#### Exercise brief
Find each line with "invitando" and copy it.

§

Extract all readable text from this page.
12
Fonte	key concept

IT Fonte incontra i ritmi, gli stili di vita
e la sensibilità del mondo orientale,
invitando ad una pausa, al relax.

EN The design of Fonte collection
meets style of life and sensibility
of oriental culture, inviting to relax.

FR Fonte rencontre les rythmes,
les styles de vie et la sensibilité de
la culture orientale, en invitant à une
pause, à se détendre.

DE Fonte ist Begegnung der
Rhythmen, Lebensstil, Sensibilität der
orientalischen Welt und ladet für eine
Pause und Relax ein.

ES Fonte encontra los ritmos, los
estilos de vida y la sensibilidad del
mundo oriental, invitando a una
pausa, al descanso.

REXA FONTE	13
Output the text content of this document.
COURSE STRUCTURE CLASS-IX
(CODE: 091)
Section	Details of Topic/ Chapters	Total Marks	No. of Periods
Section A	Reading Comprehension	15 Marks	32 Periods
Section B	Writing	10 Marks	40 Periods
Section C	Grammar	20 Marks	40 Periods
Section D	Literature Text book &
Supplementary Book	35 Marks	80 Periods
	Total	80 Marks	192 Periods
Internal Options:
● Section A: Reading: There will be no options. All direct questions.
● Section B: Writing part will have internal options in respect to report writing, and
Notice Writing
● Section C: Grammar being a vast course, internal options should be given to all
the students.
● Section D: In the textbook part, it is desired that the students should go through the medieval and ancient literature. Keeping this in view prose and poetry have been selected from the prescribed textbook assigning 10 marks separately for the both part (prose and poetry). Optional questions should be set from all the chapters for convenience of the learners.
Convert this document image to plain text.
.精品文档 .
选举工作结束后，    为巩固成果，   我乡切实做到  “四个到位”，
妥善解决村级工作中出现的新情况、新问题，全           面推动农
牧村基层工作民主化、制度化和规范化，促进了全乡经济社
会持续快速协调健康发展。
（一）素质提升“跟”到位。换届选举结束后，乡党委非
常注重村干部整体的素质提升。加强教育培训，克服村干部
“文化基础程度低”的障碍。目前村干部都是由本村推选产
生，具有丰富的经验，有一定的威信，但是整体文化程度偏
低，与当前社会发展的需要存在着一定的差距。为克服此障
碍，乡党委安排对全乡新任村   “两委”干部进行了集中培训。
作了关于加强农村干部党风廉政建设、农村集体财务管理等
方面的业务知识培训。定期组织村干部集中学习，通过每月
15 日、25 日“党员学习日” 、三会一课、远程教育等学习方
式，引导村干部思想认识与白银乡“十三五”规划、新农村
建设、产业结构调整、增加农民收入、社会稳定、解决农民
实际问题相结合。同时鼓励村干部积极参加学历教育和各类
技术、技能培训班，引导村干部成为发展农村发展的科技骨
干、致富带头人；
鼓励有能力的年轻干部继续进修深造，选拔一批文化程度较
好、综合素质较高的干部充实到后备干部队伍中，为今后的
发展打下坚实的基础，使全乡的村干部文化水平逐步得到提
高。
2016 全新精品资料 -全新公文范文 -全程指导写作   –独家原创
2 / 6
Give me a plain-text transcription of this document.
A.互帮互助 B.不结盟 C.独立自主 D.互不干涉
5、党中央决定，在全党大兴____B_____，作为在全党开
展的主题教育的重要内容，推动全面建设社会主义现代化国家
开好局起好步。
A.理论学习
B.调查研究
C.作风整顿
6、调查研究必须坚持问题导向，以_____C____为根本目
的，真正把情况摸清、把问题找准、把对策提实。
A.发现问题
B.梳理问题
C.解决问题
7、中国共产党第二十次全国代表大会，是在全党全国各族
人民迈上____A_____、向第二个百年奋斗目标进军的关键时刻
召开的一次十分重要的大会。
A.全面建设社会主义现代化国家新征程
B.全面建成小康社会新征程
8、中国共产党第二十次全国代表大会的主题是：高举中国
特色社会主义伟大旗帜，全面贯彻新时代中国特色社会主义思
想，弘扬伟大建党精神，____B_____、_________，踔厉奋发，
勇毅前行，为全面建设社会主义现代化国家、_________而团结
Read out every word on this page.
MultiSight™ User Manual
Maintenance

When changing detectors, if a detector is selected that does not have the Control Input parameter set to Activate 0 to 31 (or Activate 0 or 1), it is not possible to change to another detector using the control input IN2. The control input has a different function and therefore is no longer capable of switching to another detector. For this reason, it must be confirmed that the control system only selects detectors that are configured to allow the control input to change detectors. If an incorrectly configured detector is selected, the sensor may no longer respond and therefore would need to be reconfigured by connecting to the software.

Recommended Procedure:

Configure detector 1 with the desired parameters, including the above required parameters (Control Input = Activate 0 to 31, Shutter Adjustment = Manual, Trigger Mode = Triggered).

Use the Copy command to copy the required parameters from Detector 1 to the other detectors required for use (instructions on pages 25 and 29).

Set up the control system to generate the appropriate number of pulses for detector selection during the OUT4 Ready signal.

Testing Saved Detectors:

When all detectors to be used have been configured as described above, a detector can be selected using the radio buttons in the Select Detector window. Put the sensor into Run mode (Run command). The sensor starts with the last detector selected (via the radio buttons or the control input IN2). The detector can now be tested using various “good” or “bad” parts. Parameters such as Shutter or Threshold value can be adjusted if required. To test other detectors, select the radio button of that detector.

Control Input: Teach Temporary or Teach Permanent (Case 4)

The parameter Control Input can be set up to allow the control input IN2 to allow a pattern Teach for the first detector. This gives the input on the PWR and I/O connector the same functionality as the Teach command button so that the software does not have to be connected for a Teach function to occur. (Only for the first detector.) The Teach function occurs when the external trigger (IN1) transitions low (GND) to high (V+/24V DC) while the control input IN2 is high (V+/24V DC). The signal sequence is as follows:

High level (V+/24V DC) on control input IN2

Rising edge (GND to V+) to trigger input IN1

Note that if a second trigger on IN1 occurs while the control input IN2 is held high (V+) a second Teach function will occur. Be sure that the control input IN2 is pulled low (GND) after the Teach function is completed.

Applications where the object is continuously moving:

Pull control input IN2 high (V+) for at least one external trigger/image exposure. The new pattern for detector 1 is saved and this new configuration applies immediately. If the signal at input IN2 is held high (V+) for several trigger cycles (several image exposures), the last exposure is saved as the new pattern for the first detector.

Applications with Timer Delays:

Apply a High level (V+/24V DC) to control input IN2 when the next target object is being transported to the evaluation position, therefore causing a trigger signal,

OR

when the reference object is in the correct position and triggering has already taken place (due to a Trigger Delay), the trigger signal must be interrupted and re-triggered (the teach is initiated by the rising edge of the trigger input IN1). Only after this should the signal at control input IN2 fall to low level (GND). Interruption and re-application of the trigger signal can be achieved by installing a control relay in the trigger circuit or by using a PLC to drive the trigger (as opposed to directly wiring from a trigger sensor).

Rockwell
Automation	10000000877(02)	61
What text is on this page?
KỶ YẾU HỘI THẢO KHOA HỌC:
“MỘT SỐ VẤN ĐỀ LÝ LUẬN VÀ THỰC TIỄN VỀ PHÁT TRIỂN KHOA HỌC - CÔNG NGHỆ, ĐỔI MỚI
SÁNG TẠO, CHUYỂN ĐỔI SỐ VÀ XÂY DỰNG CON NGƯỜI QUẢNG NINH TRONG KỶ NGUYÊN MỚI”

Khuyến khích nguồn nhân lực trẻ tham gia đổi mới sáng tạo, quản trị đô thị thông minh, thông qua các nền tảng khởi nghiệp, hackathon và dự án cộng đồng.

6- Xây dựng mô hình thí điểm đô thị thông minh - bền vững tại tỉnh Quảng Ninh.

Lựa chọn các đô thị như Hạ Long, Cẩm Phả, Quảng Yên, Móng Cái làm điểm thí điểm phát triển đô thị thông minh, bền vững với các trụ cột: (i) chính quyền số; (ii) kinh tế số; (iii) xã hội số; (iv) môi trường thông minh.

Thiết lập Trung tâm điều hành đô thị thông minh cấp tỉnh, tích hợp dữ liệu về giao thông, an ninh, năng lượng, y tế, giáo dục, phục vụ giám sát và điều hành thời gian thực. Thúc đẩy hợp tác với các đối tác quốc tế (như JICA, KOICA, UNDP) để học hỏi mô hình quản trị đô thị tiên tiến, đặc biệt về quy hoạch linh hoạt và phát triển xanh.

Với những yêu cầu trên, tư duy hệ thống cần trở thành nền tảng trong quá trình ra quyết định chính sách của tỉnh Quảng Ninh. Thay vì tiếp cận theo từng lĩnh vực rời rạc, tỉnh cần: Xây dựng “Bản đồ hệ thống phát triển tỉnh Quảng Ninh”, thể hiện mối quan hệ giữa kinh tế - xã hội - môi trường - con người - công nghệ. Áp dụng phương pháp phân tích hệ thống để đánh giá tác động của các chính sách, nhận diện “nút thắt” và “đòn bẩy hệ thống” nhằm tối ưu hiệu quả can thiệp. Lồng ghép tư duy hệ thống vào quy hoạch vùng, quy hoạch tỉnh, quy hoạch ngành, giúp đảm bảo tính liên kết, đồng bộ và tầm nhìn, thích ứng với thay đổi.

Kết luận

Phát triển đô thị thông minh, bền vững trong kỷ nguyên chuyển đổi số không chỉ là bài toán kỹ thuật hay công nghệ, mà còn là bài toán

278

§

#### Task response
invitando ad una pausa, al relax.
mundo oriental, invitando a una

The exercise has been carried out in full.